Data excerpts
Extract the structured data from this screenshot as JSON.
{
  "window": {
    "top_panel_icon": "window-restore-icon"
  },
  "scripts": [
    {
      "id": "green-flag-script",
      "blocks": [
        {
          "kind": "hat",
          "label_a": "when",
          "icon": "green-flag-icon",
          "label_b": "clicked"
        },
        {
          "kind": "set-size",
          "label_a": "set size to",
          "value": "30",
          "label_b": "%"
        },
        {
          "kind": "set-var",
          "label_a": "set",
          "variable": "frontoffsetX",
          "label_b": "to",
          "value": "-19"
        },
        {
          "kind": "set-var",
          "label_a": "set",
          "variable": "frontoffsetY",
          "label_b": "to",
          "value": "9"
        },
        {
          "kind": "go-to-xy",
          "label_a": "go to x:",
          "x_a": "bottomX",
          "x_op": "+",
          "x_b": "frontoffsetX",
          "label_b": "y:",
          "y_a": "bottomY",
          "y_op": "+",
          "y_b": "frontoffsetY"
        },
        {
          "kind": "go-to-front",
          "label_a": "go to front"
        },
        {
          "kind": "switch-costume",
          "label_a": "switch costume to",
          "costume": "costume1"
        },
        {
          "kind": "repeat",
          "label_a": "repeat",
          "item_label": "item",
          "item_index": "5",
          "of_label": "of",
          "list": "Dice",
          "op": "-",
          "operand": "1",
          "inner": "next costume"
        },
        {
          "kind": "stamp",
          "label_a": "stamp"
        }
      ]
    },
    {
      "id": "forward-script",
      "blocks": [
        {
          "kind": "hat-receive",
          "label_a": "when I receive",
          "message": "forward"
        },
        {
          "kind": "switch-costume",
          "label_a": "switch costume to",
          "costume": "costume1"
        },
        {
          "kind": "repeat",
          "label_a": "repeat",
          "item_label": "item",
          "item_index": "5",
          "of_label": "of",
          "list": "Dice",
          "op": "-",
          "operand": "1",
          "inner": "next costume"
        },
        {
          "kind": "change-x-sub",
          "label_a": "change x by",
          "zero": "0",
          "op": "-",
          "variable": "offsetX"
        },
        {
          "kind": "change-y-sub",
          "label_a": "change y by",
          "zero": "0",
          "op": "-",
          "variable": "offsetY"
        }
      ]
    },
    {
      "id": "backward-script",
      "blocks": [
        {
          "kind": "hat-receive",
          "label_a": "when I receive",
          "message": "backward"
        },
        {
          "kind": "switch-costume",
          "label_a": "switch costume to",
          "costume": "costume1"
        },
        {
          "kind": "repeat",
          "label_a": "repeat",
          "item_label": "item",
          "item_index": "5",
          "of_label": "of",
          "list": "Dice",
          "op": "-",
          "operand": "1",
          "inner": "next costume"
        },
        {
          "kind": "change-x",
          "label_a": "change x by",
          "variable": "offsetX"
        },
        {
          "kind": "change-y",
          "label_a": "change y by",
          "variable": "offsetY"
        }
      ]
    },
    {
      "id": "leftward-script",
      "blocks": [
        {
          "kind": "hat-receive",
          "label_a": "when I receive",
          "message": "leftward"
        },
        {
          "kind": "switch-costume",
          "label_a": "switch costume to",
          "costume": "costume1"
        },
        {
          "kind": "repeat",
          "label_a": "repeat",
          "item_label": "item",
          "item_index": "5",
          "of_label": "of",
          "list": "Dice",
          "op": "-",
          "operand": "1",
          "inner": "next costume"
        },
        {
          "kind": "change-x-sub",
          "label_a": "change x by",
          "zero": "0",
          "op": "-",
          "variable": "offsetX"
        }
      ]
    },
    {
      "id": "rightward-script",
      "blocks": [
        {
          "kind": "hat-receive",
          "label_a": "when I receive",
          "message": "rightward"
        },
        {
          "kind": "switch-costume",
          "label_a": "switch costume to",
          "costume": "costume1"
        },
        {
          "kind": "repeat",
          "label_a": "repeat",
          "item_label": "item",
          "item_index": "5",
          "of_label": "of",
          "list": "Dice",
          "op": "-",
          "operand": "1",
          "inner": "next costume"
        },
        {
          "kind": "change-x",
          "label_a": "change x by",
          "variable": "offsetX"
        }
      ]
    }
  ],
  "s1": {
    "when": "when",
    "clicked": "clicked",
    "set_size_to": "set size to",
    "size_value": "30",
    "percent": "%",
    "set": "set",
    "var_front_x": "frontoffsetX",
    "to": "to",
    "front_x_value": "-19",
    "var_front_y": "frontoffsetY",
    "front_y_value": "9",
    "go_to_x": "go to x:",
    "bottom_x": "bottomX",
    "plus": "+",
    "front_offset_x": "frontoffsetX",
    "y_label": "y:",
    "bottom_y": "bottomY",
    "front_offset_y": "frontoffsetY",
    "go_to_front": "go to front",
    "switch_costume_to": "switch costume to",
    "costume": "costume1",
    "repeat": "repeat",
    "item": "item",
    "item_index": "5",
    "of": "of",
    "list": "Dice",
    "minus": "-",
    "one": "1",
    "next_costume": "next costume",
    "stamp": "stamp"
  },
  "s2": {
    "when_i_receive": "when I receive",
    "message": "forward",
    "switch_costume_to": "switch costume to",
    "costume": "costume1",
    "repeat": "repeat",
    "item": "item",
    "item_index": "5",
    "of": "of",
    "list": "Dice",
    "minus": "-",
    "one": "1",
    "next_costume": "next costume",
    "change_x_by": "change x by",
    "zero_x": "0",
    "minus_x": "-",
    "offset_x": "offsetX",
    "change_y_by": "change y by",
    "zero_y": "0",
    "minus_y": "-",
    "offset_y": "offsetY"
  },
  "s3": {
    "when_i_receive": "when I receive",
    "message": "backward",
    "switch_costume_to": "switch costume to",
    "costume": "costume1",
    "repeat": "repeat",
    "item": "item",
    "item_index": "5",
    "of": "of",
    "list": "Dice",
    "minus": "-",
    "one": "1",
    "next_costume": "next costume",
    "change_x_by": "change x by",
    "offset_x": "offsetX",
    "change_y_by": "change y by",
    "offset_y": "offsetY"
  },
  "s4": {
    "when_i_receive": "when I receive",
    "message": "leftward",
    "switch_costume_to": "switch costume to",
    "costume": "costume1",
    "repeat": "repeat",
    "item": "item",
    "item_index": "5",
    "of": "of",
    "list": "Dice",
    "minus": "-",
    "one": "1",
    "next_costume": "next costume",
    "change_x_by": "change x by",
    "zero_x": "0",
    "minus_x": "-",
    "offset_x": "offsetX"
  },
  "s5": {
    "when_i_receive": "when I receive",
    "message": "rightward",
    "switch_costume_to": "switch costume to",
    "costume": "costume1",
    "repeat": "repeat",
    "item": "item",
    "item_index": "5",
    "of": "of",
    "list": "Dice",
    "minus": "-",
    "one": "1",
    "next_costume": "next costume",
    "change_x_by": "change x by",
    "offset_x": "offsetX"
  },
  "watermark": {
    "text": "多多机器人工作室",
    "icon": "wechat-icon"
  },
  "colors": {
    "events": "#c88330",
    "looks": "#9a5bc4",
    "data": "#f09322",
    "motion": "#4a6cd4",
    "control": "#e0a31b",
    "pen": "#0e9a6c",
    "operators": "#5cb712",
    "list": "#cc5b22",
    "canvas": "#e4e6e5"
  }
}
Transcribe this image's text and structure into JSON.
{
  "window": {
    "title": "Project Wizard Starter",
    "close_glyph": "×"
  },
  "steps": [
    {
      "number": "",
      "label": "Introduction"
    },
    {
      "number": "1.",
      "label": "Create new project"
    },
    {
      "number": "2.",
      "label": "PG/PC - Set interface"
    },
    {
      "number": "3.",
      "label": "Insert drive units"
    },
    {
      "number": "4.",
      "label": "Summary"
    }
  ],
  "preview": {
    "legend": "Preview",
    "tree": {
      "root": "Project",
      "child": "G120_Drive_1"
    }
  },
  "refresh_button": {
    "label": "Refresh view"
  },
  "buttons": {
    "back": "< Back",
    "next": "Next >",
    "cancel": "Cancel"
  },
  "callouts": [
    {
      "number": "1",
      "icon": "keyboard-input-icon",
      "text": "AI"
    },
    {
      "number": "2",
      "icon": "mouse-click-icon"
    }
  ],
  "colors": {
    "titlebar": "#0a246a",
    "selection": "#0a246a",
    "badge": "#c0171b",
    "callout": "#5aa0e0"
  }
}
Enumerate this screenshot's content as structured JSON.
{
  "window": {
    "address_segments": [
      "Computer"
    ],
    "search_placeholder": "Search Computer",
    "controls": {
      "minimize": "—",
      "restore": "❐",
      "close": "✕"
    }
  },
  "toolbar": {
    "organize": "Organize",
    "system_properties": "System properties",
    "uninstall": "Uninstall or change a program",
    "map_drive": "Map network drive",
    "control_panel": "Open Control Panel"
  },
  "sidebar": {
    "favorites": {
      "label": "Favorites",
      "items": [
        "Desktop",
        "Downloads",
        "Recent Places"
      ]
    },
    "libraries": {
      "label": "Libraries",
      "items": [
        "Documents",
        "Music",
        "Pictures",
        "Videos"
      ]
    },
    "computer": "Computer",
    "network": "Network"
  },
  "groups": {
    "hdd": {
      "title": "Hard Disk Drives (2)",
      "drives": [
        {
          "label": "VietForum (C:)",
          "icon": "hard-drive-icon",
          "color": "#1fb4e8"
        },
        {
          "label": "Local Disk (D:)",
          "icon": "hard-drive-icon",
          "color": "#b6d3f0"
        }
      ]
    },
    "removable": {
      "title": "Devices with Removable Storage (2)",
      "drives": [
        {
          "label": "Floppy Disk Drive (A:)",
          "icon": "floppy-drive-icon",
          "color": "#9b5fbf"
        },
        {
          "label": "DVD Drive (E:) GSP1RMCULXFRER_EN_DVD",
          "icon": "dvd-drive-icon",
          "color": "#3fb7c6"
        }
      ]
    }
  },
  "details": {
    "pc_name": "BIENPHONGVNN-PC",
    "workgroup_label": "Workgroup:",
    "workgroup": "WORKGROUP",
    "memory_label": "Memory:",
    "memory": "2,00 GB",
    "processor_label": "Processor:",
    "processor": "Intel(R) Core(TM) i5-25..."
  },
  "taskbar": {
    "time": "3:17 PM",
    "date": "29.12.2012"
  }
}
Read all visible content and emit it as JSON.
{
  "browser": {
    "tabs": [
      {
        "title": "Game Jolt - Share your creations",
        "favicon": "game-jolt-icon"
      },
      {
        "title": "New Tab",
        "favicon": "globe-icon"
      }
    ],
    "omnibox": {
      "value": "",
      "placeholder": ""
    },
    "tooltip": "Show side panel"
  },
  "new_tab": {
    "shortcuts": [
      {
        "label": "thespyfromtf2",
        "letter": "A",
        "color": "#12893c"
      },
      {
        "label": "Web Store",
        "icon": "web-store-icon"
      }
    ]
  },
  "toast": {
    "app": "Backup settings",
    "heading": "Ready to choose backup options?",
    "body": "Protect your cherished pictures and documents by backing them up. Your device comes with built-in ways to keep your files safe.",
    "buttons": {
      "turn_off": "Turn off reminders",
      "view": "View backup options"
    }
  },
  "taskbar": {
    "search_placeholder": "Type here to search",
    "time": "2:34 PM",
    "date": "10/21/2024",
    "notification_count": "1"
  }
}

_The task_
Pick out every line holding the string "message" and return it.

_Answer for the task_
          "message": "forward"
          "message": "backward"
          "message": "leftward"
          "message": "rightward"
    "message": "forward",
    "message": "backward",
    "message": "leftward",
    "message": "rightward",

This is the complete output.